Starting at the line that has "- globe-icon: [212, 87, 221, 96]" and stopping after the line that has "- level-dot-filled: [375, 539, 380, 544]", write out only those lines again with "level-dot-filled" swapped for "level-dot-full" and everything else left unchanged.
___ MATERIAL PROVIDED ___
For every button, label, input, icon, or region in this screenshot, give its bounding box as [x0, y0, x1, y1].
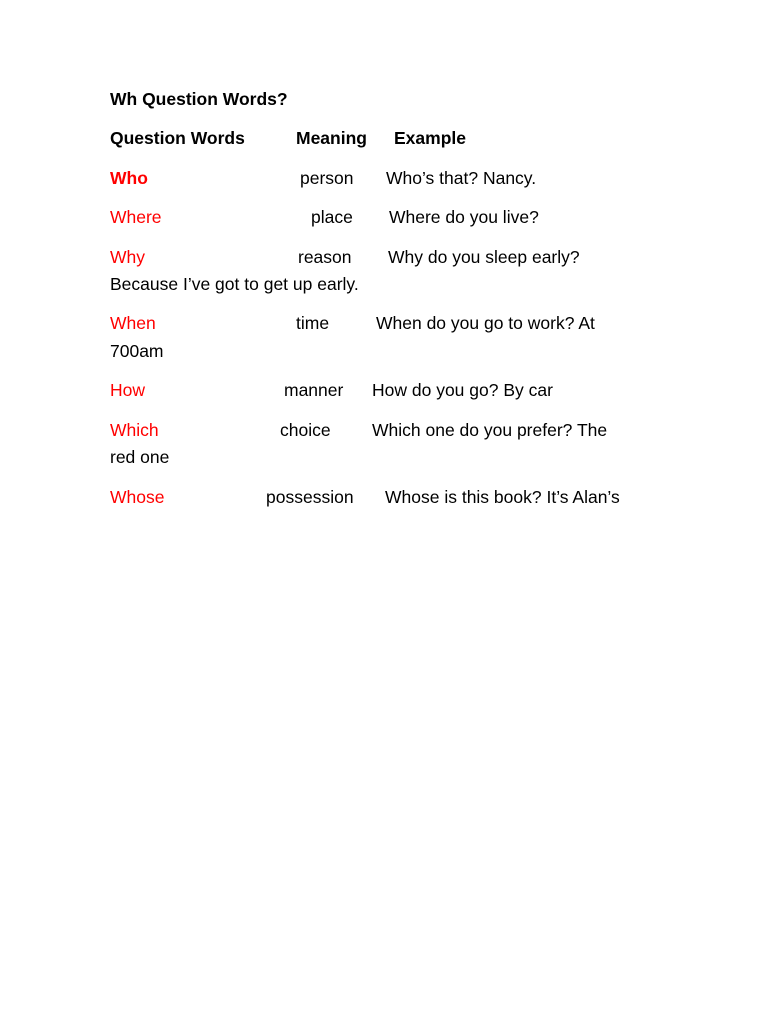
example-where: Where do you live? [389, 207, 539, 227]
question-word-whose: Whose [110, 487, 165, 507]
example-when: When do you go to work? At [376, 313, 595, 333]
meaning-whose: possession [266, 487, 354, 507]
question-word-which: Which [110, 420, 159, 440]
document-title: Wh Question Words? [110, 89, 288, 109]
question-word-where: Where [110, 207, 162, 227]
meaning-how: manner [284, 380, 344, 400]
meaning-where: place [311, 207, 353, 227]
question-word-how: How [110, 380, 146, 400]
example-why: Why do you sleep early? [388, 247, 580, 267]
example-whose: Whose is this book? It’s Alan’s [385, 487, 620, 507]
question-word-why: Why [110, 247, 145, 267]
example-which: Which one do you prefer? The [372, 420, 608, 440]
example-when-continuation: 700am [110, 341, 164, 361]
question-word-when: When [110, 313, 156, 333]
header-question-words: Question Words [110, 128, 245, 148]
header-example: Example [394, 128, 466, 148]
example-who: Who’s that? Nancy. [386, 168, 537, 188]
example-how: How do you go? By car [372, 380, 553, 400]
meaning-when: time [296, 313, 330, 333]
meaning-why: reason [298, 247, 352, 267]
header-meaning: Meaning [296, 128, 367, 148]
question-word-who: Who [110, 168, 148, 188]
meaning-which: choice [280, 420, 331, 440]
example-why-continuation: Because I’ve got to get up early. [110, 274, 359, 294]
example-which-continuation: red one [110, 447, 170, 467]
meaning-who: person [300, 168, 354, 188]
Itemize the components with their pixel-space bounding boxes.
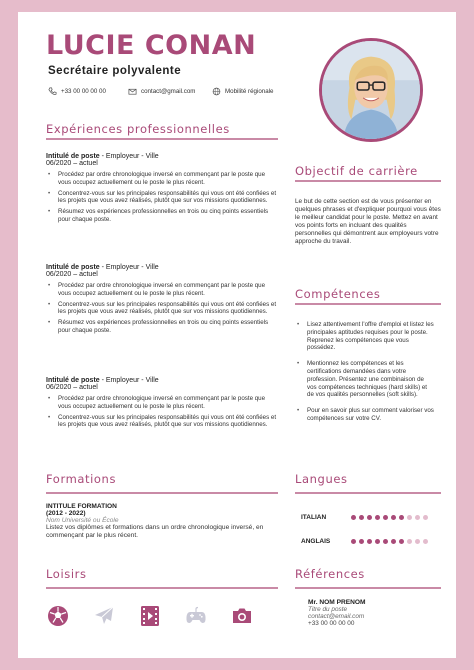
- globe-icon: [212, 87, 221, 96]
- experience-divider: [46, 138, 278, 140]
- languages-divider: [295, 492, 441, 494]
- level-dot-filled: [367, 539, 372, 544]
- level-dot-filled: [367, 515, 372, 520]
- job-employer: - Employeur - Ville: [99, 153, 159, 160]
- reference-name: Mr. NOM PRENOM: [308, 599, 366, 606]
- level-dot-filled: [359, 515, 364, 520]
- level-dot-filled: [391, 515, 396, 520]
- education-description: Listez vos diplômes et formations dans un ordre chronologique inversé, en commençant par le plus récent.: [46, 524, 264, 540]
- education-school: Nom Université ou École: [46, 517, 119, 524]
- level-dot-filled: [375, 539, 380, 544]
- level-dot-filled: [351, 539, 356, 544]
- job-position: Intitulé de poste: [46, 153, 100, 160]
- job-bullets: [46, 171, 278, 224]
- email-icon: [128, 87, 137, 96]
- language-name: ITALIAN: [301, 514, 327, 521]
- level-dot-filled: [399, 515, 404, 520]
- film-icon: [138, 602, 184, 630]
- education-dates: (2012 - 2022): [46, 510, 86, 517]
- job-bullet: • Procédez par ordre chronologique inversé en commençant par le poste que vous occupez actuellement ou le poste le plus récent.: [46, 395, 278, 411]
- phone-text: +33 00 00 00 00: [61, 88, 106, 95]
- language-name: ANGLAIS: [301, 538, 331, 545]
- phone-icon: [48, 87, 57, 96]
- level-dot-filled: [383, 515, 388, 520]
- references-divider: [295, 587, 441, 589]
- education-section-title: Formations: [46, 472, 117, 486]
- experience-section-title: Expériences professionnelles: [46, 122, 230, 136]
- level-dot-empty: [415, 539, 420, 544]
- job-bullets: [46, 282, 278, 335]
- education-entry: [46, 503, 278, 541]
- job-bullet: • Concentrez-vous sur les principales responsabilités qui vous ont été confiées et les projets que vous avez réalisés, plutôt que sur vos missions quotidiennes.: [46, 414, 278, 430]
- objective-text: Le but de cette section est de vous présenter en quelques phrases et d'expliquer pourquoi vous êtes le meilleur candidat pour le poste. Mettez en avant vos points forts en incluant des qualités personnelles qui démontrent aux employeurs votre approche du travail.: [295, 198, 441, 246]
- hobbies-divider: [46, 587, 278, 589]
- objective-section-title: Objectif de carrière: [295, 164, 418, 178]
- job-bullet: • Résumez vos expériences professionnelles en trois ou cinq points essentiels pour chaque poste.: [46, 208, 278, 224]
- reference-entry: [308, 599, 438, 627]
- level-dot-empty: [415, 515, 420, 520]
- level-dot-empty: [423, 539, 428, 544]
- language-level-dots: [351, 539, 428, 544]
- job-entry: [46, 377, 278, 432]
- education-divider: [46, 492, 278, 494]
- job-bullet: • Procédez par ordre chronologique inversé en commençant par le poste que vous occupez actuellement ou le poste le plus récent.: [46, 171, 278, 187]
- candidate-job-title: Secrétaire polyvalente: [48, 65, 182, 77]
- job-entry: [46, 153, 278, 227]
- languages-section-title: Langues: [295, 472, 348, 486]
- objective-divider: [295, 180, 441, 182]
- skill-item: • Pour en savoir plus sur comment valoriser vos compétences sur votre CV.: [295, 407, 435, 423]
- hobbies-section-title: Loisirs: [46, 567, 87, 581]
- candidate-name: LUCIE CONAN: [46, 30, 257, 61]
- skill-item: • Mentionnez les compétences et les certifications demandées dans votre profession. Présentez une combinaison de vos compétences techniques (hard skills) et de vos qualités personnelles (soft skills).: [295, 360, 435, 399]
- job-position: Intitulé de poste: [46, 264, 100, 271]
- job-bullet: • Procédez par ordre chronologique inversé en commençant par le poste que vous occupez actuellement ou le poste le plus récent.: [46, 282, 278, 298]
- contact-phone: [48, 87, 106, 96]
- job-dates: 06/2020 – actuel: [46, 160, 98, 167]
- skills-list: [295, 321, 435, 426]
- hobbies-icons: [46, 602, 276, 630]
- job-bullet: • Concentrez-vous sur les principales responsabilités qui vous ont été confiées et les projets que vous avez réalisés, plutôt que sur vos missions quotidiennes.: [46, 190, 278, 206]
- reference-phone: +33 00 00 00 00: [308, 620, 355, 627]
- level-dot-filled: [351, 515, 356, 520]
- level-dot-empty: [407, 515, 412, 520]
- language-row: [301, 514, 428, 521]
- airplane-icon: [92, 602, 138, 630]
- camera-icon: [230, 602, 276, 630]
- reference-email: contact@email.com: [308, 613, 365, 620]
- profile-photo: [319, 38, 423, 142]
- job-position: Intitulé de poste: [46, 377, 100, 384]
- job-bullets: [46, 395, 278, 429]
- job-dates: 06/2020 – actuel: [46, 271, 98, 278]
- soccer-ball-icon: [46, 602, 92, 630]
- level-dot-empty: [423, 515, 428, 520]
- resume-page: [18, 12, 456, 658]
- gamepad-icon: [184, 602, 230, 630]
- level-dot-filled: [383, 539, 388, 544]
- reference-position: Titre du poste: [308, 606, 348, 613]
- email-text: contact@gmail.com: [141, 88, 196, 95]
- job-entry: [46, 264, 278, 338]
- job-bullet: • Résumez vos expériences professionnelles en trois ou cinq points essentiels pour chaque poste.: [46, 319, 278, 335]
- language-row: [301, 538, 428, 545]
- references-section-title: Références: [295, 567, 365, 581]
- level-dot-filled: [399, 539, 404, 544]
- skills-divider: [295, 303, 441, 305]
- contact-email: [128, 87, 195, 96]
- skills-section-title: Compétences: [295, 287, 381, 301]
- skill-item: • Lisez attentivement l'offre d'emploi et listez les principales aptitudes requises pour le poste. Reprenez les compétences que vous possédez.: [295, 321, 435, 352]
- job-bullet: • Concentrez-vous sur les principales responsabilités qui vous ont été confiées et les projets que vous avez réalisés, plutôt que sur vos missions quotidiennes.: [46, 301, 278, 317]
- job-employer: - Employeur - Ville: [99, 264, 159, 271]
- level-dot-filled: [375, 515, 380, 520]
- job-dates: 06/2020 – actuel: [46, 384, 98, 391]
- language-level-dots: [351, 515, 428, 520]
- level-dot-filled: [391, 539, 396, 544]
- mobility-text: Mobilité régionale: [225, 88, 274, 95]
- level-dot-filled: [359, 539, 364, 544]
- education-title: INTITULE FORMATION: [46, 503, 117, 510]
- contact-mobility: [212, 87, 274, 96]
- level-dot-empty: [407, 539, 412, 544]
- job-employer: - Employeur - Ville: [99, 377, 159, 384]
___
#### ANSWER FOR THE TASK
- globe-icon: [212, 87, 221, 96]
- experience-divider: [46, 138, 278, 140]
- languages-divider: [295, 492, 441, 494]
- level-dot-full: [367, 539, 372, 544]
- level-dot-full: [367, 515, 372, 520]
- job-employer: - Employeur - Ville: [99, 153, 159, 160]
- reference-name: Mr. NOM PRENOM: [308, 599, 366, 606]
- level-dot-full: [359, 515, 364, 520]
- level-dot-full: [391, 515, 396, 520]
- education-description: Listez vos diplômes et formations dans un ordre chronologique inversé, en commençant par le plus récent.: [46, 524, 264, 540]
- education-school: Nom Université ou École: [46, 517, 119, 524]
- level-dot-full: [375, 539, 380, 544]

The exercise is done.